● **Work instruction**: Leaving out the images, repeat all the lines below exactly.

[Extracts from a graphics dataset]

--- START ---

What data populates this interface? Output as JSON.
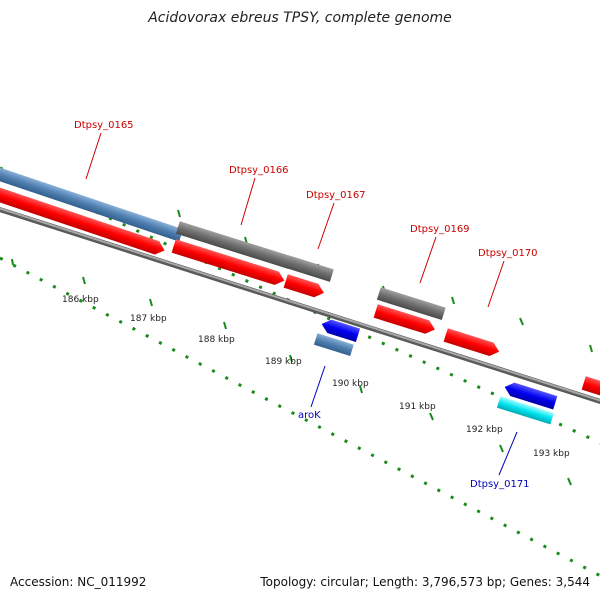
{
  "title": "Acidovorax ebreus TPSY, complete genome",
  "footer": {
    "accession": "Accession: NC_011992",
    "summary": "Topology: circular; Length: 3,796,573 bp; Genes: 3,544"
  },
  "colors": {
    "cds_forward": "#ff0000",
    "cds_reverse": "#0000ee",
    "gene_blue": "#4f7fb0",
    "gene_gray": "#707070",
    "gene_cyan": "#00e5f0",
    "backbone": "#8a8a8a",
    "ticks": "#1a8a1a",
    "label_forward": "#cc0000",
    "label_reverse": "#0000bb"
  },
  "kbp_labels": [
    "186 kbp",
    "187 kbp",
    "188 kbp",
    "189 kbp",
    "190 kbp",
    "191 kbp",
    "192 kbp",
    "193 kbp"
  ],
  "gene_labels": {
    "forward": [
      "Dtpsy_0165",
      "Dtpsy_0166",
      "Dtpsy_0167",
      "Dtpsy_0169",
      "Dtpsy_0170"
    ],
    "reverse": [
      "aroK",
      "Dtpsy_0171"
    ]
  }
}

--- END ---

● **Exercise response**:
What data populates this interface? Output as JSON.
{
  "title": "Acidovorax ebreus TPSY, complete genome",
  "footer": {
    "accession": "Accession: NC_011992",
    "summary": "Topology: circular; Length: 3,796,573 bp; Genes: 3,544"
  },
  "colors": {
    "cds_forward": "#ff0000",
    "cds_reverse": "#0000ee",
    "gene_blue": "#4f7fb0",
    "gene_gray": "#707070",
    "gene_cyan": "#00e5f0",
    "backbone": "#8a8a8a",
    "ticks": "#1a8a1a",
    "label_forward": "#cc0000",
    "label_reverse": "#0000bb"
  },
  "kbp_labels": [
    "186 kbp",
    "187 kbp",
    "188 kbp",
    "189 kbp",
    "190 kbp",
    "191 kbp",
    "192 kbp",
    "193 kbp"
  ],
  "gene_labels": {
    "forward": [
      "Dtpsy_0165",
      "Dtpsy_0166",
      "Dtpsy_0167",
      "Dtpsy_0169",
      "Dtpsy_0170"
    ],
    "reverse": [
      "aroK",
      "Dtpsy_0171"
    ]
  }
}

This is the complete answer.